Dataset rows
* Start *

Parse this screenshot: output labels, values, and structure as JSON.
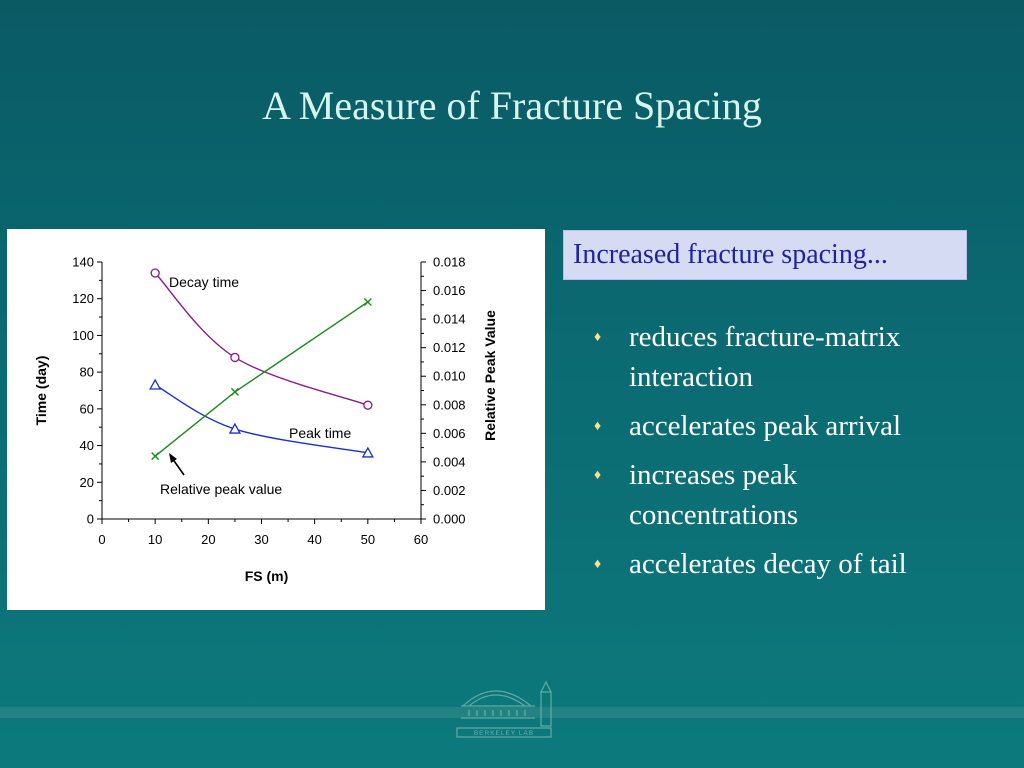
{
  "slide": {
    "title": "A Measure of Fracture Spacing",
    "callout": "Increased fracture spacing...",
    "bullets": [
      {
        "lines": [
          "reduces fracture-matrix",
          "interaction"
        ]
      },
      {
        "lines": [
          "accelerates peak arrival"
        ]
      },
      {
        "lines": [
          "increases peak",
          "concentrations"
        ]
      },
      {
        "lines": [
          "accelerates decay of tail"
        ]
      }
    ],
    "bullet_glyph": "♦",
    "logo_text": "BERKELEY LAB",
    "colors": {
      "title": "#d8f4ee",
      "callout_bg": "#d6dbf4",
      "callout_text": "#2222a0",
      "bullet_text": "#ffffff"
    }
  },
  "chart_data": {
    "type": "line",
    "xlabel": "FS (m)",
    "ylabel": "Time (day)",
    "y2label": "Relative Peak Value",
    "xlim": [
      0,
      60
    ],
    "ylim": [
      0,
      140
    ],
    "y2lim": [
      0,
      0.018
    ],
    "x_ticks": [
      "0",
      "10",
      "20",
      "30",
      "40",
      "50",
      "60"
    ],
    "y_ticks": [
      "0",
      "20",
      "40",
      "60",
      "80",
      "100",
      "120",
      "140"
    ],
    "y2_ticks": [
      "0.000",
      "0.002",
      "0.004",
      "0.006",
      "0.008",
      "0.010",
      "0.012",
      "0.014",
      "0.016",
      "0.018"
    ],
    "grid": false,
    "series": [
      {
        "name": "Decay time",
        "axis": "left",
        "marker": "circle",
        "color": "#8b1a8b",
        "x": [
          10,
          25,
          50
        ],
        "y": [
          134,
          88,
          62
        ]
      },
      {
        "name": "Peak time",
        "axis": "left",
        "marker": "triangle",
        "color": "#1a2fd0",
        "x": [
          10,
          25,
          50
        ],
        "y": [
          73,
          49,
          36
        ]
      },
      {
        "name": "Relative peak value",
        "axis": "right",
        "marker": "x",
        "color": "#1a8a1a",
        "x": [
          10,
          25,
          50
        ],
        "y": [
          0.0044,
          0.0089,
          0.0152
        ]
      }
    ],
    "annotations": [
      "Decay time",
      "Peak time",
      "Relative peak value"
    ]
  }
}
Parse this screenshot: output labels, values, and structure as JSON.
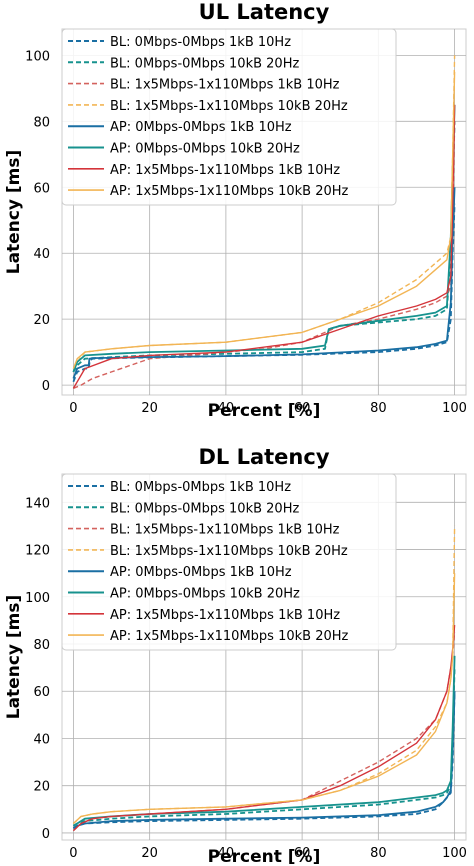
{
  "series_styles": [
    {
      "color": "#1a6fa3",
      "dash": "5,3",
      "width": 1.8
    },
    {
      "color": "#17928e",
      "dash": "5,3",
      "width": 1.8
    },
    {
      "color": "#d4625e",
      "dash": "5,3",
      "width": 1.4
    },
    {
      "color": "#f2b555",
      "dash": "5,3",
      "width": 1.4
    },
    {
      "color": "#1a6fa3",
      "dash": "",
      "width": 1.8
    },
    {
      "color": "#17928e",
      "dash": "",
      "width": 1.8
    },
    {
      "color": "#d4343a",
      "dash": "",
      "width": 1.4
    },
    {
      "color": "#f2b555",
      "dash": "",
      "width": 1.4
    }
  ],
  "chart_data": [
    {
      "type": "line",
      "title": "UL Latency",
      "xlabel": "Percent [%]",
      "ylabel": "Latency [ms]",
      "xlim": [
        -3,
        103
      ],
      "ylim": [
        -3,
        108
      ],
      "xticks": [
        0,
        20,
        40,
        60,
        80,
        100
      ],
      "yticks": [
        0,
        20,
        40,
        60,
        80,
        100
      ],
      "grid": true,
      "legend_position": "top-left",
      "series": [
        {
          "name": "BL: 0Mbps-0Mbps 1kB 10Hz",
          "x": [
            0,
            1,
            3,
            4,
            4.3,
            5,
            20,
            40,
            60,
            80,
            90,
            95,
            98,
            99,
            99.5,
            100
          ],
          "y": [
            1,
            4,
            5,
            5,
            7.5,
            8,
            8.4,
            8.8,
            9.2,
            10,
            11,
            12,
            13,
            20,
            40,
            55
          ]
        },
        {
          "name": "BL: 0Mbps-0Mbps 10kB 20Hz",
          "x": [
            0,
            1,
            3,
            10,
            20,
            40,
            60,
            66,
            67,
            70,
            80,
            90,
            95,
            98,
            99,
            99.5,
            100
          ],
          "y": [
            4,
            6,
            8,
            8.5,
            9,
            9.5,
            10,
            11,
            17,
            18,
            19,
            20,
            21,
            23,
            40,
            60,
            80
          ]
        },
        {
          "name": "BL: 1x5Mbps-1x110Mbps 1kB 10Hz",
          "x": [
            0,
            2,
            5,
            10,
            20,
            40,
            50,
            60,
            70,
            80,
            90,
            95,
            98,
            99,
            99.5,
            100
          ],
          "y": [
            -1,
            0,
            2,
            4,
            8,
            10,
            11,
            13,
            18,
            20,
            23,
            25,
            27,
            30,
            50,
            80
          ]
        },
        {
          "name": "BL: 1x5Mbps-1x110Mbps 10kB 20Hz",
          "x": [
            0,
            1,
            3,
            10,
            20,
            40,
            60,
            70,
            80,
            90,
            95,
            98,
            99,
            99.5,
            100
          ],
          "y": [
            5,
            7,
            10,
            11,
            12,
            13,
            16,
            20,
            25,
            32,
            37,
            40,
            45,
            70,
            100
          ]
        },
        {
          "name": "AP: 0Mbps-0Mbps  1kB 10Hz",
          "x": [
            0,
            1,
            3,
            4,
            4.2,
            5,
            20,
            40,
            60,
            80,
            90,
            95,
            98,
            99,
            99.5,
            100
          ],
          "y": [
            2,
            5,
            6,
            6,
            8,
            8.2,
            8.5,
            8.8,
            9.3,
            10.5,
            11.5,
            12.5,
            13.5,
            25,
            45,
            60
          ]
        },
        {
          "name": "AP: 0Mbps-0Mbps 10kB 20Hz",
          "x": [
            0,
            1,
            3,
            10,
            20,
            40,
            60,
            66,
            67,
            70,
            80,
            90,
            95,
            98,
            99,
            99.5,
            100
          ],
          "y": [
            4,
            7,
            9,
            9.5,
            10,
            10.5,
            11,
            12,
            17,
            18,
            19.5,
            21,
            22,
            24,
            45,
            65,
            85
          ]
        },
        {
          "name": "AP: 1x5Mbps-1x110Mbps 1kB 10Hz",
          "x": [
            0,
            1,
            3,
            10,
            20,
            40,
            60,
            70,
            80,
            90,
            95,
            98,
            99,
            99.5,
            100
          ],
          "y": [
            -1,
            1,
            5,
            8,
            9,
            10,
            13,
            17,
            21,
            24,
            26,
            28,
            33,
            55,
            85
          ]
        },
        {
          "name": "AP: 1x5Mbps-1x110Mbps 10kB 20Hz",
          "x": [
            0,
            1,
            3,
            10,
            20,
            40,
            60,
            70,
            80,
            90,
            95,
            98,
            99,
            99.5,
            100
          ],
          "y": [
            5,
            8,
            10,
            11,
            12,
            13,
            16,
            20,
            24,
            30,
            35,
            38,
            45,
            70,
            95
          ]
        }
      ]
    },
    {
      "type": "line",
      "title": "DL Latency",
      "xlabel": "Percent [%]",
      "ylabel": "Latency [ms]",
      "xlim": [
        -3,
        103
      ],
      "ylim": [
        -3,
        152
      ],
      "xticks": [
        0,
        20,
        40,
        60,
        80,
        100
      ],
      "yticks": [
        0,
        20,
        40,
        60,
        80,
        100,
        120,
        140
      ],
      "grid": true,
      "legend_position": "top-left",
      "series": [
        {
          "name": "BL: 0Mbps-0Mbps 1kB 10Hz",
          "x": [
            0,
            1,
            3,
            10,
            20,
            40,
            60,
            80,
            90,
            95,
            97,
            98,
            99,
            99.5,
            100
          ],
          "y": [
            2,
            3,
            4,
            4.5,
            5,
            5.5,
            6,
            7,
            8,
            10,
            13,
            15,
            17,
            30,
            60
          ]
        },
        {
          "name": "BL: 0Mbps-0Mbps 10kB 20Hz",
          "x": [
            0,
            1,
            3,
            10,
            20,
            40,
            60,
            80,
            90,
            95,
            97,
            98,
            99,
            99.5,
            100
          ],
          "y": [
            3,
            4,
            5,
            6,
            7,
            8,
            10,
            12,
            14,
            15,
            16,
            17,
            20,
            40,
            70
          ]
        },
        {
          "name": "BL: 1x5Mbps-1x110Mbps 1kB 10Hz",
          "x": [
            0,
            2,
            5,
            10,
            20,
            40,
            60,
            70,
            80,
            90,
            95,
            98,
            99,
            99.5,
            100
          ],
          "y": [
            1,
            4,
            6,
            7,
            8,
            10,
            14,
            22,
            30,
            40,
            48,
            60,
            70,
            75,
            85
          ]
        },
        {
          "name": "BL: 1x5Mbps-1x110Mbps 10kB 20Hz",
          "x": [
            0,
            2,
            5,
            10,
            20,
            40,
            60,
            70,
            80,
            90,
            95,
            98,
            99,
            99.5,
            100
          ],
          "y": [
            4,
            7,
            8,
            9,
            10,
            11,
            14,
            18,
            25,
            35,
            45,
            55,
            65,
            75,
            130
          ]
        },
        {
          "name": "AP: 0Mbps-0Mbps  1kB 10Hz",
          "x": [
            0,
            1,
            3,
            10,
            20,
            40,
            60,
            80,
            90,
            95,
            97,
            98,
            99,
            99.5,
            100
          ],
          "y": [
            2,
            3,
            4,
            5,
            5.5,
            6,
            6.5,
            7.5,
            9,
            11,
            13,
            15,
            18,
            35,
            60
          ]
        },
        {
          "name": "AP: 0Mbps-0Mbps 10kB 20Hz",
          "x": [
            0,
            1,
            3,
            10,
            20,
            40,
            60,
            80,
            90,
            95,
            97,
            98,
            99,
            99.5,
            100
          ],
          "y": [
            3,
            4,
            6,
            7,
            8,
            9,
            11,
            13,
            15,
            16,
            17,
            18,
            22,
            45,
            75
          ]
        },
        {
          "name": "AP: 1x5Mbps-1x110Mbps 1kB 10Hz",
          "x": [
            0,
            2,
            5,
            10,
            20,
            40,
            60,
            70,
            80,
            90,
            95,
            98,
            99,
            99.5,
            100
          ],
          "y": [
            1,
            4,
            6,
            7,
            8,
            10,
            14,
            20,
            28,
            38,
            48,
            60,
            70,
            78,
            88
          ]
        },
        {
          "name": "AP: 1x5Mbps-1x110Mbps 10kB 20Hz",
          "x": [
            0,
            2,
            5,
            10,
            20,
            40,
            60,
            70,
            80,
            90,
            95,
            98,
            99,
            99.5,
            100
          ],
          "y": [
            4,
            7,
            8,
            9,
            10,
            11,
            14,
            18,
            24,
            33,
            43,
            55,
            65,
            75,
            110
          ]
        }
      ]
    }
  ]
}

* End *

■ **What you should do**
Pick every line with "title" in it and copy it.

■ **Response to the exercise**
    "title": "A Measure of Fracture Spacing",
      "title": "#d8f4ee",
      "title": "UL Latency",
      "title": "DL Latency",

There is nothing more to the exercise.